- **Goal**: All of the data should be repeated exactly; pictures are not part of the copy.

- **Exercise data**:

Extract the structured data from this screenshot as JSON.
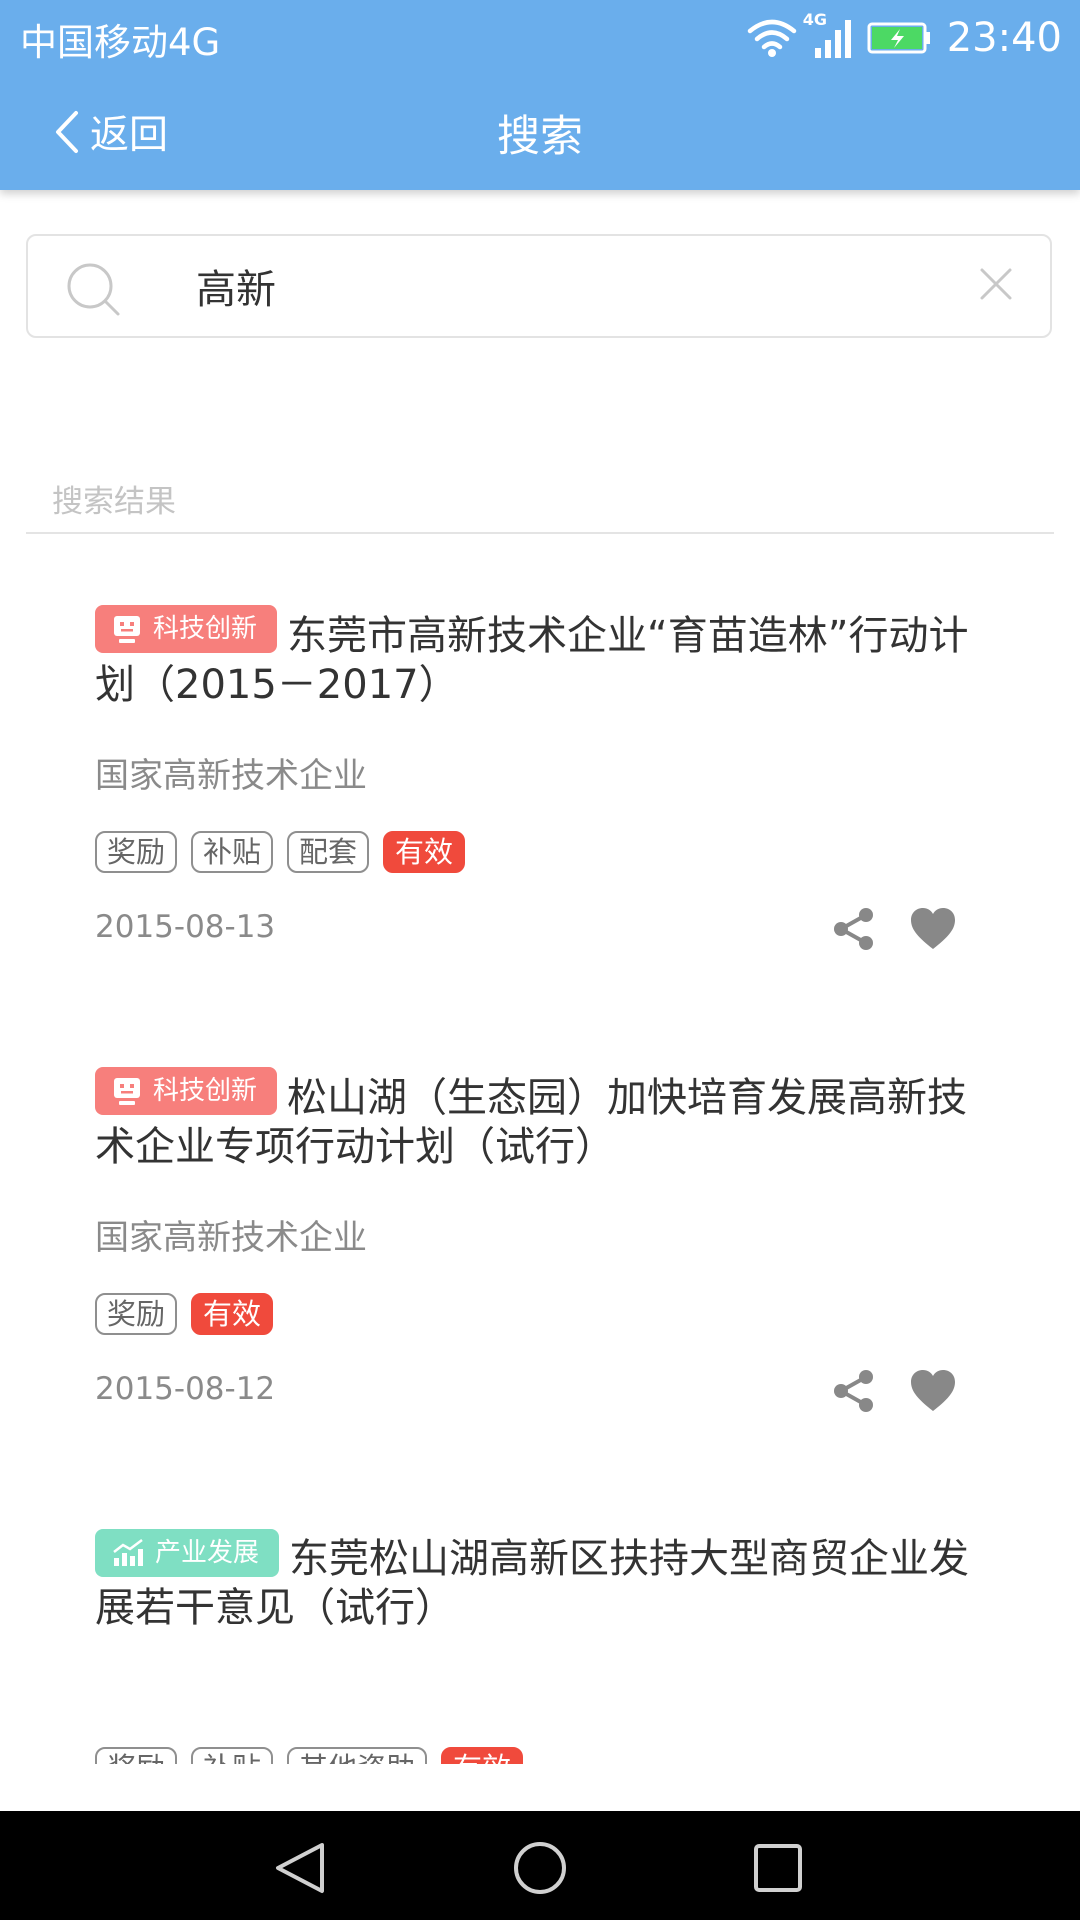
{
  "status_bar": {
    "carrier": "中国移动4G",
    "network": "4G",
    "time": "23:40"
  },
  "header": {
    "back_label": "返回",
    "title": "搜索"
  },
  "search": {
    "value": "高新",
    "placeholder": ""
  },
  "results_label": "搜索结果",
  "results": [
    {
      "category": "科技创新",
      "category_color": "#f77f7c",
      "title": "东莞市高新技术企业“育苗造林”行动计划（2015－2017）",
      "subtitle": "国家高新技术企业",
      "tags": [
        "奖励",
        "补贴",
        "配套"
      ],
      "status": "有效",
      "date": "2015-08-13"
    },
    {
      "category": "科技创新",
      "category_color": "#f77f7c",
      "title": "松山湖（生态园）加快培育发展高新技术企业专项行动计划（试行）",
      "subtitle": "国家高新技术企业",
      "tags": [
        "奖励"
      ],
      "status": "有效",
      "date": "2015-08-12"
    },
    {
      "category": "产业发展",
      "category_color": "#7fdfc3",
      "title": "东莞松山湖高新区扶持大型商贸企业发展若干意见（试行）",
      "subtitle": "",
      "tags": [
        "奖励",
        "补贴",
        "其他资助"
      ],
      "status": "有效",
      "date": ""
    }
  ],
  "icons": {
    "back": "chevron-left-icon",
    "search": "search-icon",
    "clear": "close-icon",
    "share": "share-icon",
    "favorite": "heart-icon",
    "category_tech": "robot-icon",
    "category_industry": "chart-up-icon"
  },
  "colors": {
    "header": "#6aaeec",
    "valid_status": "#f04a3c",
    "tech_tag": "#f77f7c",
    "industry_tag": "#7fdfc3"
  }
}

- **Result of the task**:
Extract the structured data from this screenshot as JSON.
{
  "status_bar": {
    "carrier": "中国移动4G",
    "network": "4G",
    "time": "23:40"
  },
  "header": {
    "back_label": "返回",
    "title": "搜索"
  },
  "search": {
    "value": "高新",
    "placeholder": ""
  },
  "results_label": "搜索结果",
  "results": [
    {
      "category": "科技创新",
      "category_color": "#f77f7c",
      "title": "东莞市高新技术企业“育苗造林”行动计划（2015－2017）",
      "subtitle": "国家高新技术企业",
      "tags": [
        "奖励",
        "补贴",
        "配套"
      ],
      "status": "有效",
      "date": "2015-08-13"
    },
    {
      "category": "科技创新",
      "category_color": "#f77f7c",
      "title": "松山湖（生态园）加快培育发展高新技术企业专项行动计划（试行）",
      "subtitle": "国家高新技术企业",
      "tags": [
        "奖励"
      ],
      "status": "有效",
      "date": "2015-08-12"
    },
    {
      "category": "产业发展",
      "category_color": "#7fdfc3",
      "title": "东莞松山湖高新区扶持大型商贸企业发展若干意见（试行）",
      "subtitle": "",
      "tags": [
        "奖励",
        "补贴",
        "其他资助"
      ],
      "status": "有效",
      "date": ""
    }
  ],
  "icons": {
    "back": "chevron-left-icon",
    "search": "search-icon",
    "clear": "close-icon",
    "share": "share-icon",
    "favorite": "heart-icon",
    "category_tech": "robot-icon",
    "category_industry": "chart-up-icon"
  },
  "colors": {
    "header": "#6aaeec",
    "valid_status": "#f04a3c",
    "tech_tag": "#f77f7c",
    "industry_tag": "#7fdfc3"
  }
}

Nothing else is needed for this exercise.